**** PROVIDED DATA

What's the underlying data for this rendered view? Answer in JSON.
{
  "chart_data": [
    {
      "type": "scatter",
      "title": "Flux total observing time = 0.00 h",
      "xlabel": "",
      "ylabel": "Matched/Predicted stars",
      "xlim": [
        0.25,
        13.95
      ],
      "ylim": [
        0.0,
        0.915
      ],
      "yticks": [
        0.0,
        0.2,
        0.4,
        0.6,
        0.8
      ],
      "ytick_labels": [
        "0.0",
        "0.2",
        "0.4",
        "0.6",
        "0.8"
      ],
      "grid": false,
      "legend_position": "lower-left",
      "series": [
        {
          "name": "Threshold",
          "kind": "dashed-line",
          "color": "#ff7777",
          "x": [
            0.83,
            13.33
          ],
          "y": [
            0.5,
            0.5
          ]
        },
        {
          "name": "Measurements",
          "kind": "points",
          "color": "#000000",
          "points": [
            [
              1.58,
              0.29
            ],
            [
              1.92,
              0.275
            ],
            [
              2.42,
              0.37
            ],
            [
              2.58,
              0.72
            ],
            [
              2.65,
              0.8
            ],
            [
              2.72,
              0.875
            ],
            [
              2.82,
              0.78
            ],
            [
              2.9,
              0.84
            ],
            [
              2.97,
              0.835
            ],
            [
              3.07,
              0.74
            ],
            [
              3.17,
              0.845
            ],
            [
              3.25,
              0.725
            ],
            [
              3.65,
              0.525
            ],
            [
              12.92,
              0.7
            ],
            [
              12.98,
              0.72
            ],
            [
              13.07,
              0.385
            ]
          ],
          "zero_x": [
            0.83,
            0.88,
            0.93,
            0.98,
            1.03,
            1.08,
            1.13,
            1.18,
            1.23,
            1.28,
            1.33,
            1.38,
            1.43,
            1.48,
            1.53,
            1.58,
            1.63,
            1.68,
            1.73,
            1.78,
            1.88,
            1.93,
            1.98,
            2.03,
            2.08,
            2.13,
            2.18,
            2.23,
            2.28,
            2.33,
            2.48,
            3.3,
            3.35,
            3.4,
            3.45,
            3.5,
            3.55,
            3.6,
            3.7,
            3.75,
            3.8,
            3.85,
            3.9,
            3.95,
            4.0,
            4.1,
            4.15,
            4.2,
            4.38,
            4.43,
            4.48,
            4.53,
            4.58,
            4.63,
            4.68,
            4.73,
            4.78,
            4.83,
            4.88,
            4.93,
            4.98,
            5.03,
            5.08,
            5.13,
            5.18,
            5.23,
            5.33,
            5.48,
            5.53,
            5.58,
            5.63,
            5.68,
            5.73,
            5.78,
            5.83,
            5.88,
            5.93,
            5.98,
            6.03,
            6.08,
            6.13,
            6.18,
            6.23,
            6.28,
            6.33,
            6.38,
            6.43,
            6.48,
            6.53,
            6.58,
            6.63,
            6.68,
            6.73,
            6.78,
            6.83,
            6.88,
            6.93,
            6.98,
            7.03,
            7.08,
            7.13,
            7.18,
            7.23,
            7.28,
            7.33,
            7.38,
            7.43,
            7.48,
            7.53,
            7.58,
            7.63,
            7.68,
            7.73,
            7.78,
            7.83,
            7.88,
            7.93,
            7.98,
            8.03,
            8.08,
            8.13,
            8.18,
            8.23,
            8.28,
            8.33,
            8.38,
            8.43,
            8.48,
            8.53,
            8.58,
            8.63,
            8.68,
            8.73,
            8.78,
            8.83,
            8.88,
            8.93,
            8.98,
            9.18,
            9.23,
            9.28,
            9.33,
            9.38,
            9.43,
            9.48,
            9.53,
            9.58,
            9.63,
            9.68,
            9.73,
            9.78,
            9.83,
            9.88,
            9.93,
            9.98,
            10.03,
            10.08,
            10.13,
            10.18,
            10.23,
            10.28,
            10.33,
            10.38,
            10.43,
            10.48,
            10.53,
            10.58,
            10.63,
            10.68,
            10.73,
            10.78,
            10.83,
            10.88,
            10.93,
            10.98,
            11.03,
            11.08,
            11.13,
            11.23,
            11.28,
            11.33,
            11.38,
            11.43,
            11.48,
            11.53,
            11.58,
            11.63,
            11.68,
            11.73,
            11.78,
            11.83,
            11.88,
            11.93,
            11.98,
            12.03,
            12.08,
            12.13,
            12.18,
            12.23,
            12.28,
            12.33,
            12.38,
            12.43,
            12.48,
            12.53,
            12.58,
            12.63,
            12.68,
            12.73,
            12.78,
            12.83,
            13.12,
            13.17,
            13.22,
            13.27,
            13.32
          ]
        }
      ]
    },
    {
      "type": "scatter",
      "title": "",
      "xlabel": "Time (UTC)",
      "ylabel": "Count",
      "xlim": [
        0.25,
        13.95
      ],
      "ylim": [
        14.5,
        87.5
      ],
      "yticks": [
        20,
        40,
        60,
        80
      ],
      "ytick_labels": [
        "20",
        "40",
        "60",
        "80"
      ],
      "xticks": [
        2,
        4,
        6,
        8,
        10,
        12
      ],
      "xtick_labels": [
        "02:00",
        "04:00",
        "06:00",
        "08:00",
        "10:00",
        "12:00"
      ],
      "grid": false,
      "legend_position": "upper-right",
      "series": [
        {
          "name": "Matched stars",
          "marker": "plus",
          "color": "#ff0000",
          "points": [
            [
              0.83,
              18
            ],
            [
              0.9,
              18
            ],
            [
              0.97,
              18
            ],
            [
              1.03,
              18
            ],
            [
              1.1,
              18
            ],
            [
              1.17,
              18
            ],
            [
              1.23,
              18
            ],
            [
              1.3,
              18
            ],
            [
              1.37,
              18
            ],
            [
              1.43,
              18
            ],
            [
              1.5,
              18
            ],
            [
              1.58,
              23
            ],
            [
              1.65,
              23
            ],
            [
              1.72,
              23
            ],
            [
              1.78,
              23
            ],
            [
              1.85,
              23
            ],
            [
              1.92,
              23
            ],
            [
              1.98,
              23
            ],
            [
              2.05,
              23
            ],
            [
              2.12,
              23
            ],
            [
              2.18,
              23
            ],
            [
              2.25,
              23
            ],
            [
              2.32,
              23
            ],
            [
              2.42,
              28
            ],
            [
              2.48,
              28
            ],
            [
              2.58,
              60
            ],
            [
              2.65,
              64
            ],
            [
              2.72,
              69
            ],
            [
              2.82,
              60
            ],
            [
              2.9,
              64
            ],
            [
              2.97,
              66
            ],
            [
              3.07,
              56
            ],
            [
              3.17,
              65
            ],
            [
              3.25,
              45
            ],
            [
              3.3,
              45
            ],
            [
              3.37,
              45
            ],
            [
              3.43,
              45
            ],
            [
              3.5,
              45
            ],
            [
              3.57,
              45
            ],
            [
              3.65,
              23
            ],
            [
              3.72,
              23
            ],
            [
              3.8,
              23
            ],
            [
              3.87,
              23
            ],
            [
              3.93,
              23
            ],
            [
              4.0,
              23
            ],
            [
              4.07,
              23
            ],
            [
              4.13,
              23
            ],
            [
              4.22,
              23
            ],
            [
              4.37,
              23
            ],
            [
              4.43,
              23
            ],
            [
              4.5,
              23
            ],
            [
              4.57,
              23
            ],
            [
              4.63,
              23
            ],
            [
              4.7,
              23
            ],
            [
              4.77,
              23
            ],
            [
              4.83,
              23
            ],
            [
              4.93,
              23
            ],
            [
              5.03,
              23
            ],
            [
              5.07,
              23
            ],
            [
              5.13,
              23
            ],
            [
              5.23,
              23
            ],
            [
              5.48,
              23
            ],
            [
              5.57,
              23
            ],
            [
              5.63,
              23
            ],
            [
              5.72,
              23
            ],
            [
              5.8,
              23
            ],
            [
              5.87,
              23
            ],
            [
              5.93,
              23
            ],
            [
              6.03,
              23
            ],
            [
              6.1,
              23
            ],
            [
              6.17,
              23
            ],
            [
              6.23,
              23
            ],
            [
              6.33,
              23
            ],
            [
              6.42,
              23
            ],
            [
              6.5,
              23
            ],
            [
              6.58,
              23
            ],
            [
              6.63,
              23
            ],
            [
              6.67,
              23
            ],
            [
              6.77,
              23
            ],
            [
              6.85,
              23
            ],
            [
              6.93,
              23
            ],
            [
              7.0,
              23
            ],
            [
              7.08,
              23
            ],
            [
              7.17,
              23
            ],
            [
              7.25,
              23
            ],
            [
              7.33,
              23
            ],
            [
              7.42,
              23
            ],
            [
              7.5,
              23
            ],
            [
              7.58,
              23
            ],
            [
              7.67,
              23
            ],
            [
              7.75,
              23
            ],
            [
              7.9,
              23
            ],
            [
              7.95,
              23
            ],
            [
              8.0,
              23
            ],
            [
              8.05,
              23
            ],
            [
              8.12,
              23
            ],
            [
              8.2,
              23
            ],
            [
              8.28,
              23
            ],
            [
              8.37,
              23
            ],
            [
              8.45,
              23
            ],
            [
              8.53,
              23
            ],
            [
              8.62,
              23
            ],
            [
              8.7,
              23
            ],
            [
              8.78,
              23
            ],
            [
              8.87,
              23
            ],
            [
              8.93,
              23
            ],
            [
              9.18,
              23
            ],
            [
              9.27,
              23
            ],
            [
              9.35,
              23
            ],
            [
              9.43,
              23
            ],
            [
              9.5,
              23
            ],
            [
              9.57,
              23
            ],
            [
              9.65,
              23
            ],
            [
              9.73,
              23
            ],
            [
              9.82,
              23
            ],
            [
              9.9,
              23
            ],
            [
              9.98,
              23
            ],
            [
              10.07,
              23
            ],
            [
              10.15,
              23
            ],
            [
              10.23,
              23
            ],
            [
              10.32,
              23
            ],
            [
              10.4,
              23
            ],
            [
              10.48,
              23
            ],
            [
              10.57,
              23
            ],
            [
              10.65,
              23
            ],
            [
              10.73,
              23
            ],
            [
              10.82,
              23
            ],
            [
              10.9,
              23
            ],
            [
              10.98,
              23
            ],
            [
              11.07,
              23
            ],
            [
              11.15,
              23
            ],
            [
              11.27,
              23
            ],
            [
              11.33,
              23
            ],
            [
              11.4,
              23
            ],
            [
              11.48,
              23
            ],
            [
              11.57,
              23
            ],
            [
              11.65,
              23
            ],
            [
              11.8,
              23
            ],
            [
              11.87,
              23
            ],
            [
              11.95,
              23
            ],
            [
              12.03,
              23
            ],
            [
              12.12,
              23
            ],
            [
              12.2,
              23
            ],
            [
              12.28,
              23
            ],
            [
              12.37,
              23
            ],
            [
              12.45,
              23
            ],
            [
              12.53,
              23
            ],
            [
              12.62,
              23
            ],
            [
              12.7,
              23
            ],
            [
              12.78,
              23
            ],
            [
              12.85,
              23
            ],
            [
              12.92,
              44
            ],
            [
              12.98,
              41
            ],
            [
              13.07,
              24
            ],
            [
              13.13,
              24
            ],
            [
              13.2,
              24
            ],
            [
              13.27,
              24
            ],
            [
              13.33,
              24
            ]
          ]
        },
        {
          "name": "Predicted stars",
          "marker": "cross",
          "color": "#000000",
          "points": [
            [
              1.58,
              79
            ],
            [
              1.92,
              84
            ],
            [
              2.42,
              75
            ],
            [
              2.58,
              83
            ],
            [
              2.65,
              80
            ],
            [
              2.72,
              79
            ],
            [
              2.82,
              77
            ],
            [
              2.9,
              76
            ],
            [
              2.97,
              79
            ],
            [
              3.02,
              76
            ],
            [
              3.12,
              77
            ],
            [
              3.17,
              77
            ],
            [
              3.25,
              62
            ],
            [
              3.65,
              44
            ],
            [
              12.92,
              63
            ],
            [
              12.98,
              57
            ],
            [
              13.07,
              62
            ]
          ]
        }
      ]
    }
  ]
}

********

PROBLEM TO WORK ON ::
Using the listing above, show each line holding the string "name".

CORRECT OUTPUT ::
          "name": "Threshold",
          "name": "Measurements",
          "name": "Matched stars",
          "name": "Predicted stars",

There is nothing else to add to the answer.